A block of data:

Start

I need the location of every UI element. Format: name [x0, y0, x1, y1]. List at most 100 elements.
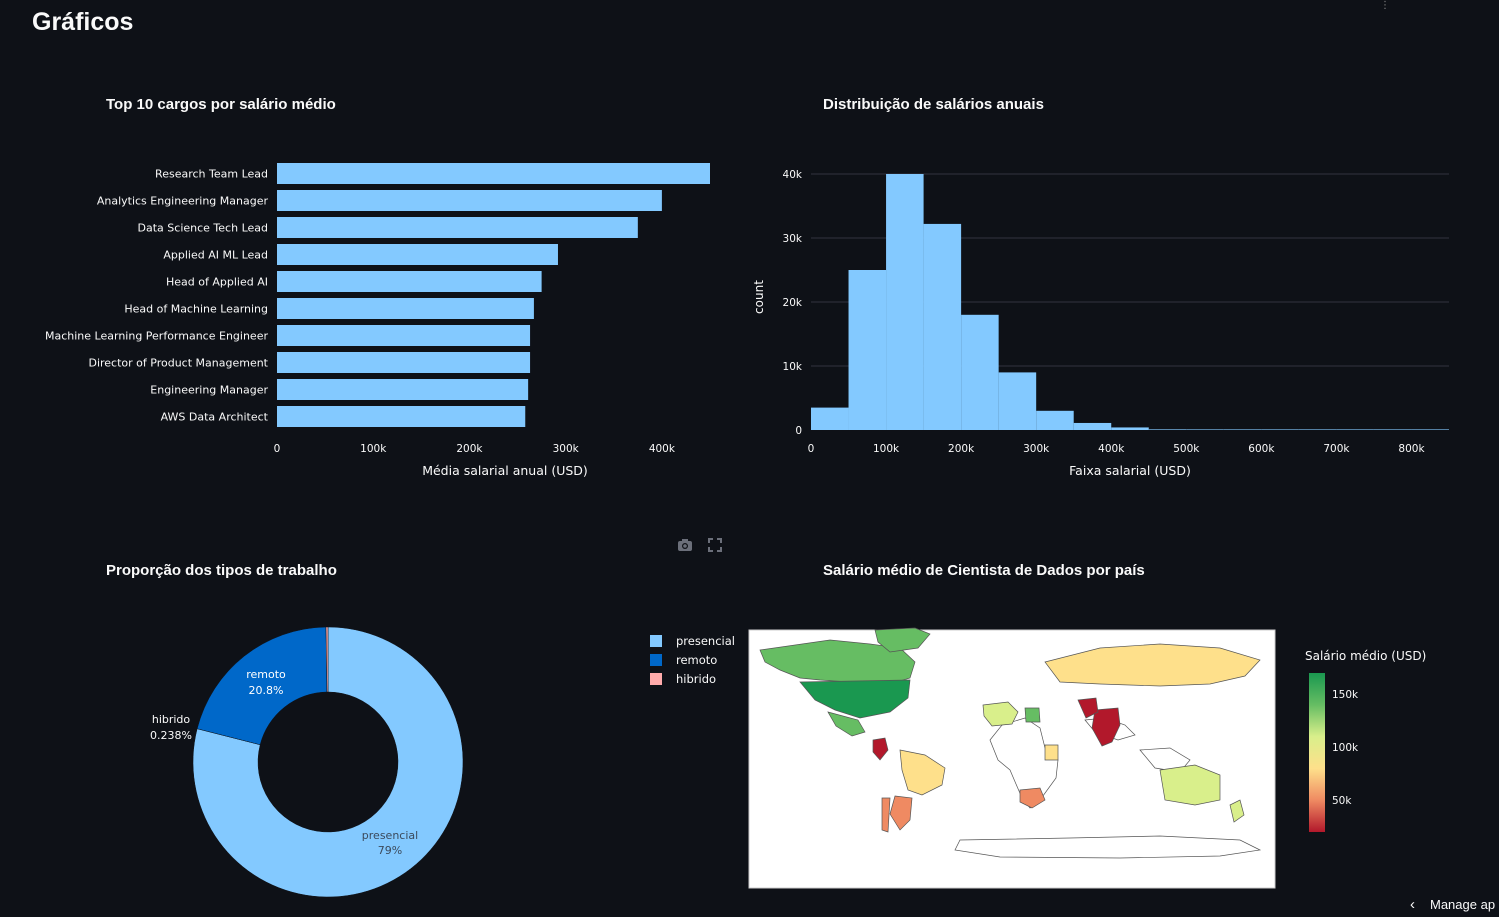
- bar: [277, 325, 531, 346]
- x-tick-label: 200k: [456, 443, 483, 455]
- y-axis-label: count: [752, 280, 766, 314]
- slice-percent: 20.8%: [249, 684, 284, 697]
- legend-swatch: [650, 654, 662, 666]
- colorbar-tick-label: 50k: [1332, 795, 1352, 807]
- histogram-bar: [1411, 429, 1449, 430]
- histogram-bar: [1373, 429, 1412, 430]
- map-country: [1024, 707, 1041, 723]
- y-tick-label: Machine Learning Performance Engineer: [45, 330, 268, 343]
- histogram-bar: [1073, 422, 1112, 430]
- x-tick-label: 0: [808, 443, 815, 455]
- map-country: [982, 701, 1019, 727]
- y-tick-label: Director of Product Management: [88, 357, 268, 370]
- histogram-bar: [1336, 429, 1374, 430]
- map-country: [899, 749, 946, 796]
- map-land: [989, 717, 1059, 809]
- slice-percent: 79%: [378, 844, 402, 857]
- map-country: [874, 627, 931, 653]
- y-tick-label: Analytics Engineering Manager: [97, 195, 269, 208]
- bar: [277, 244, 558, 265]
- y-tick-label: Data Science Tech Lead: [138, 222, 268, 235]
- slice-percent: 0.238%: [150, 729, 192, 742]
- histogram-bar: [1223, 429, 1262, 430]
- top10-chart-title: Top 10 cargos por salário médio: [106, 96, 336, 113]
- map-country: [827, 711, 866, 737]
- bar: [277, 352, 531, 373]
- x-tick-label: 500k: [1173, 443, 1200, 455]
- map-country: [889, 795, 913, 831]
- histogram-bar: [923, 223, 962, 430]
- x-axis-label: Média salarial anual (USD): [422, 463, 588, 478]
- manage-app-button[interactable]: ‹ Manage ap: [1410, 896, 1495, 913]
- y-tick-label: 30k: [783, 233, 803, 245]
- colorbar-title: Salário médio (USD): [1305, 649, 1426, 663]
- chart-modebar: [676, 536, 736, 556]
- histogram-bar: [1111, 427, 1149, 430]
- histogram-bar: [1186, 429, 1224, 430]
- bar: [277, 298, 534, 319]
- pie-slice: [325, 626, 329, 693]
- histogram-bar: [811, 407, 849, 430]
- map-country: [1077, 697, 1099, 719]
- chevron-left-icon: ‹: [1410, 896, 1415, 913]
- x-tick-label: 100k: [873, 443, 900, 455]
- pie-slice: [192, 626, 464, 898]
- y-tick-label: 10k: [783, 361, 803, 373]
- pie-chart-title: Proporção dos tipos de trabalho: [106, 562, 337, 579]
- histogram-bar: [998, 372, 1037, 430]
- y-tick-label: 40k: [783, 169, 803, 181]
- histogram-bar: [1261, 429, 1299, 430]
- map-country: [881, 797, 891, 833]
- x-tick-label: 800k: [1398, 443, 1425, 455]
- y-tick-label: Engineering Manager: [150, 384, 268, 397]
- legend-swatch: [650, 635, 662, 647]
- bar: [277, 217, 638, 238]
- colorbar: [1309, 673, 1325, 832]
- map-country: [1044, 744, 1059, 761]
- map-land: [954, 835, 1262, 859]
- y-tick-label: Applied AI ML Lead: [163, 249, 268, 262]
- fullscreen-icon[interactable]: [706, 536, 724, 554]
- histogram-bar: [1148, 429, 1187, 430]
- work-type-donut-chart: presencial 79% remoto 20.8% hibrido 0.238% pre…: [150, 626, 735, 898]
- slice-label: remoto: [246, 668, 286, 681]
- x-tick-label: 100k: [360, 443, 387, 455]
- bar: [277, 406, 526, 427]
- x-tick-label: 700k: [1323, 443, 1350, 455]
- map-country: [1159, 764, 1221, 806]
- y-tick-label: 20k: [783, 297, 803, 309]
- x-tick-label: 600k: [1248, 443, 1275, 455]
- y-tick-label: 0: [795, 425, 802, 437]
- legend-swatch: [650, 673, 662, 685]
- colorbar-tick-label: 150k: [1332, 689, 1359, 701]
- map-land: [1139, 747, 1191, 773]
- map-country: [1019, 787, 1046, 809]
- map-chart-title: Salário médio de Cientista de Dados por …: [823, 562, 1145, 579]
- salary-choropleth-map: Salário médio (USD) 50k 100k 150k: [748, 627, 1426, 889]
- pie-slice: [196, 626, 328, 746]
- y-tick-label: Research Team Lead: [155, 168, 268, 181]
- slice-label: hibrido: [152, 713, 191, 726]
- bar: [277, 379, 529, 400]
- x-tick-label: 300k: [1023, 443, 1050, 455]
- map-country: [1229, 799, 1245, 823]
- bar: [277, 190, 662, 211]
- top10-salary-chart: Research Team Lead Analytics Engineering …: [45, 163, 710, 478]
- y-tick-label: Head of Machine Learning: [124, 303, 268, 316]
- x-tick-label: 400k: [1098, 443, 1125, 455]
- map-country: [872, 737, 889, 761]
- user-menu-icon[interactable]: ⋮: [1380, 0, 1390, 11]
- y-tick-label: Head of Applied AI: [166, 276, 268, 289]
- slice-label: presencial: [362, 829, 418, 842]
- x-tick-label: 400k: [649, 443, 676, 455]
- colorbar-tick-label: 100k: [1332, 742, 1359, 754]
- camera-icon[interactable]: [676, 536, 694, 554]
- histogram-bar: [886, 174, 924, 430]
- legend-label: presencial: [676, 634, 735, 648]
- histogram-bar: [1298, 429, 1337, 430]
- map-country: [1044, 643, 1261, 687]
- bar: [277, 163, 710, 184]
- salary-histogram-chart: 0 10k 20k 30k 40k 0 100k 200k 300k 400k 500k 600k 70…: [752, 169, 1449, 478]
- x-tick-label: 200k: [948, 443, 975, 455]
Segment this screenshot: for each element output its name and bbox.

End

# STATED GOAL
Reproduce every row above word for word, leaving out the pictures.

# FINAL ANSWER
I need the location of every UI element. Format: name [x0, y0, x1, y1]. List at most 100 elements.
- bar: [277, 325, 531, 346]
- x-tick-label: 200k: [456, 443, 483, 455]
- y-axis-label: count: [752, 280, 766, 314]
- slice-percent: 20.8%: [249, 684, 284, 697]
- legend-swatch: [650, 654, 662, 666]
- colorbar-tick-label: 50k: [1332, 795, 1352, 807]
- histogram-bar: [1411, 429, 1449, 430]
- histogram-bar: [1373, 429, 1412, 430]
- map-country: [1024, 707, 1041, 723]
- y-tick-label: Machine Learning Performance Engineer: [45, 330, 268, 343]
- histogram-bar: [1073, 422, 1112, 430]
- x-tick-label: 0: [808, 443, 815, 455]
- map-country: [982, 701, 1019, 727]
- y-tick-label: Director of Product Management: [88, 357, 268, 370]
- histogram-bar: [1336, 429, 1374, 430]
- map-country: [899, 749, 946, 796]
- map-land: [989, 717, 1059, 809]
- slice-percent: 79%: [378, 844, 402, 857]
- map-country: [874, 627, 931, 653]
- y-tick-label: Analytics Engineering Manager: [97, 195, 269, 208]
- bar: [277, 244, 558, 265]
- y-tick-label: Data Science Tech Lead: [138, 222, 268, 235]
- slice-percent: 0.238%: [150, 729, 192, 742]
- histogram-bar: [1223, 429, 1262, 430]
- top10-chart-title: Top 10 cargos por salário médio: [106, 96, 336, 113]
- map-country: [827, 711, 866, 737]
- bar: [277, 352, 531, 373]
- x-tick-label: 500k: [1173, 443, 1200, 455]
- map-country: [889, 795, 913, 831]
- histogram-bar: [923, 223, 962, 430]
- x-axis-label: Média salarial anual (USD): [422, 463, 588, 478]
- manage-app-button[interactable]: ‹ Manage ap: [1410, 896, 1495, 913]
- y-tick-label: 30k: [783, 233, 803, 245]
- colorbar-title: Salário médio (USD): [1305, 649, 1426, 663]
- chart-modebar: [676, 536, 736, 556]
- histogram-bar: [1111, 427, 1149, 430]
- histogram-bar: [1186, 429, 1224, 430]
- bar: [277, 298, 534, 319]
- pie-slice: [325, 626, 329, 693]
- histogram-bar: [811, 407, 849, 430]
- map-country: [1077, 697, 1099, 719]
- chevron-left-icon: ‹: [1410, 896, 1415, 913]
- x-tick-label: 100k: [873, 443, 900, 455]
- pie-slice: [192, 626, 464, 898]
- y-tick-label: 10k: [783, 361, 803, 373]
- pie-chart-title: Proporção dos tipos de trabalho: [106, 562, 337, 579]
- histogram-bar: [998, 372, 1037, 430]
- y-tick-label: 40k: [783, 169, 803, 181]
- histogram-bar: [1261, 429, 1299, 430]
- map-country: [881, 797, 891, 833]
- x-tick-label: 800k: [1398, 443, 1425, 455]
- y-tick-label: Engineering Manager: [150, 384, 268, 397]
- legend-swatch: [650, 635, 662, 647]
- bar: [277, 217, 638, 238]
- colorbar: [1309, 673, 1325, 832]
- map-country: [1044, 744, 1059, 761]
- map-land: [954, 835, 1262, 859]
- y-tick-label: Applied AI ML Lead: [163, 249, 268, 262]
- fullscreen-icon[interactable]: [706, 536, 724, 554]
- histogram-bar: [1148, 429, 1187, 430]
- work-type-donut-chart: presencial 79% remoto 20.8% hibrido 0.238% pre…: [150, 626, 735, 898]
- slice-label: remoto: [246, 668, 286, 681]
- x-tick-label: 100k: [360, 443, 387, 455]
- bar: [277, 406, 526, 427]
- x-tick-label: 700k: [1323, 443, 1350, 455]
- map-country: [1159, 764, 1221, 806]
- y-tick-label: 20k: [783, 297, 803, 309]
- x-tick-label: 600k: [1248, 443, 1275, 455]
- y-tick-label: 0: [795, 425, 802, 437]
- legend-swatch: [650, 673, 662, 685]
- colorbar-tick-label: 150k: [1332, 689, 1359, 701]
- map-land: [1139, 747, 1191, 773]
- map-country: [1019, 787, 1046, 809]
- map-chart-title: Salário médio de Cientista de Dados por …: [823, 562, 1145, 579]
- salary-choropleth-map: Salário médio (USD) 50k 100k 150k: [748, 627, 1426, 889]
- pie-slice: [196, 626, 328, 746]
- y-tick-label: Research Team Lead: [155, 168, 268, 181]
- slice-label: hibrido: [152, 713, 191, 726]
- bar: [277, 379, 529, 400]
- x-tick-label: 300k: [1023, 443, 1050, 455]
- map-country: [1229, 799, 1245, 823]
- bar: [277, 190, 662, 211]
- top10-salary-chart: Research Team Lead Analytics Engineering …: [45, 163, 710, 478]
- y-tick-label: Head of Machine Learning: [124, 303, 268, 316]
- x-tick-label: 400k: [1098, 443, 1125, 455]
- map-country: [872, 737, 889, 761]
- user-menu-icon[interactable]: ⋮: [1380, 0, 1390, 11]
- y-tick-label: Head of Applied AI: [166, 276, 268, 289]
- slice-label: presencial: [362, 829, 418, 842]
- x-tick-label: 400k: [649, 443, 676, 455]
- colorbar-tick-label: 100k: [1332, 742, 1359, 754]
- camera-icon[interactable]: [676, 536, 694, 554]
- histogram-bar: [886, 174, 924, 430]
- legend-label: presencial: [676, 634, 735, 648]
- histogram-bar: [1298, 429, 1337, 430]
- map-country: [1044, 643, 1261, 687]
- bar: [277, 163, 710, 184]
- salary-histogram-chart: 0 10k 20k 30k 40k 0 100k 200k 300k 400k 500k 600k 70…: [752, 169, 1449, 478]
- x-tick-label: 200k: [948, 443, 975, 455]
Segment this screenshot: for each element output its name and bbox.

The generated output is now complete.